→ Data excerpts:
[start]
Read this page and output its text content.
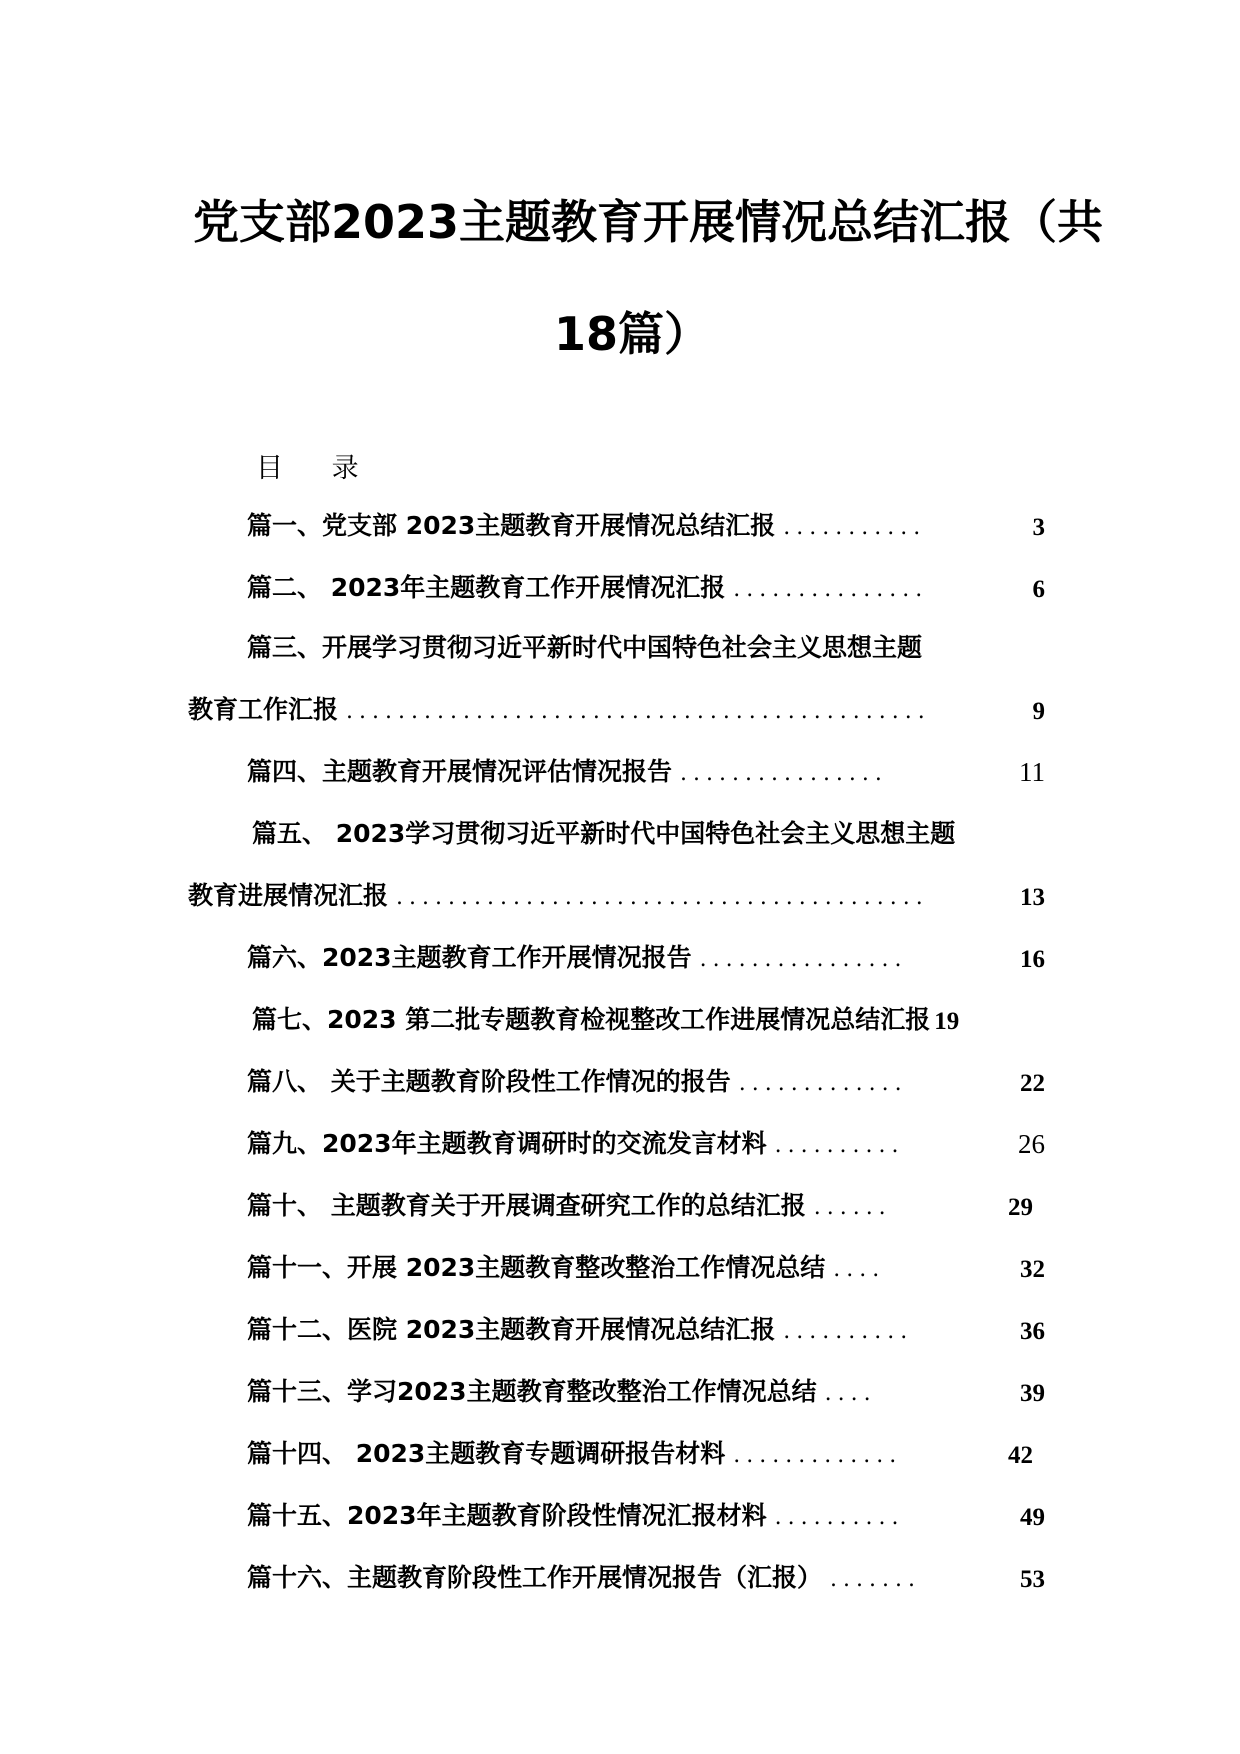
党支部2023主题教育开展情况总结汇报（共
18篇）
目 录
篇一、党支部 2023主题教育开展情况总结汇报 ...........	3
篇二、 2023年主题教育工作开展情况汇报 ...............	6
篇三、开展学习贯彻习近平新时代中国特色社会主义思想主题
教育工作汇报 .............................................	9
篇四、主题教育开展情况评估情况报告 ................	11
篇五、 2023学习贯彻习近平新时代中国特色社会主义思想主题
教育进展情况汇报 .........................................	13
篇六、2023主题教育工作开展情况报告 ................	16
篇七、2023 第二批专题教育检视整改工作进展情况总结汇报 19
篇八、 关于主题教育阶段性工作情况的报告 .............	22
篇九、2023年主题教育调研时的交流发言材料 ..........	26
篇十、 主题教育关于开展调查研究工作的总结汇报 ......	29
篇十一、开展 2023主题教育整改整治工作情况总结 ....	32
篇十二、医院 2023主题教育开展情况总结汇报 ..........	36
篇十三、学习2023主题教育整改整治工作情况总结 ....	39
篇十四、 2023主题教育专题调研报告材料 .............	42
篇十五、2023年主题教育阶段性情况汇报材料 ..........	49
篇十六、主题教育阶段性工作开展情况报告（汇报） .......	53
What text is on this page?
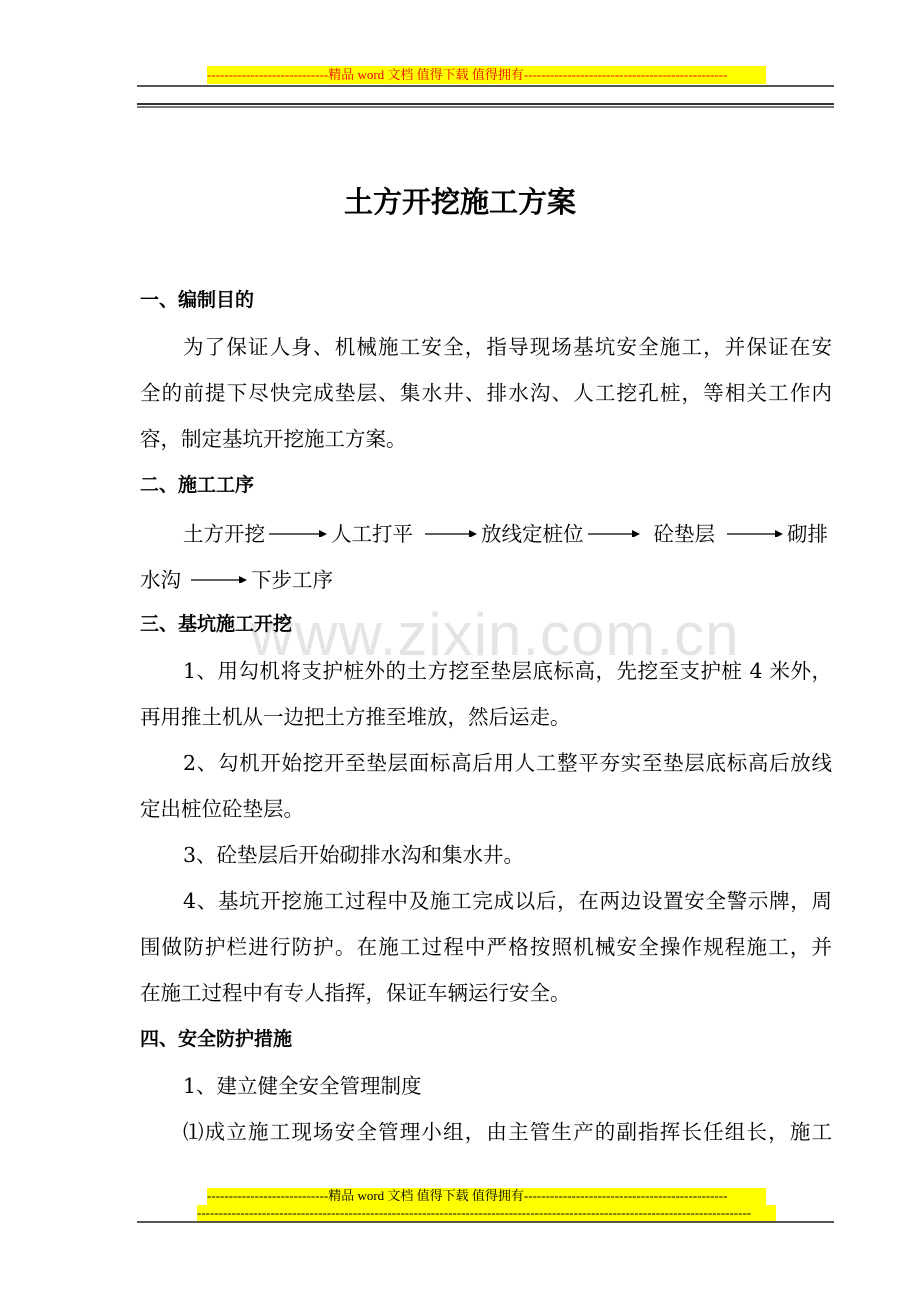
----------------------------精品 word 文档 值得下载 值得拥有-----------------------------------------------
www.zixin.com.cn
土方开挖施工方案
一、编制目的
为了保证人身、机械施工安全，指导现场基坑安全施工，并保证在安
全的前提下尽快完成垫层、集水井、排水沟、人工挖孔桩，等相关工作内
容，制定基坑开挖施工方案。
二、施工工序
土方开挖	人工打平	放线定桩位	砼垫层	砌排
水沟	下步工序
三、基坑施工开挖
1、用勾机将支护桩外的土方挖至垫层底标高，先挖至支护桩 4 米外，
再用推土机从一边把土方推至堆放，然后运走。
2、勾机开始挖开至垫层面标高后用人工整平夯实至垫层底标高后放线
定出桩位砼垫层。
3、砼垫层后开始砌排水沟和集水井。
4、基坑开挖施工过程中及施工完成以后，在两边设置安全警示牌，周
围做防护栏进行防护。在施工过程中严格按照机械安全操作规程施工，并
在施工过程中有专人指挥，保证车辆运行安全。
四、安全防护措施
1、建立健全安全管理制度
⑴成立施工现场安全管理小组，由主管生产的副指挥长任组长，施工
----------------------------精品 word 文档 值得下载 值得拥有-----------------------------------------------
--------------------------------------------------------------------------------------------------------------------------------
[end]
→ WHAT YOU WILL DO: Pull out all lines containing the word "page" from the entries above.

→ EXERCISE RESPONSE:
Read this page and output its text content.
What text is on this page?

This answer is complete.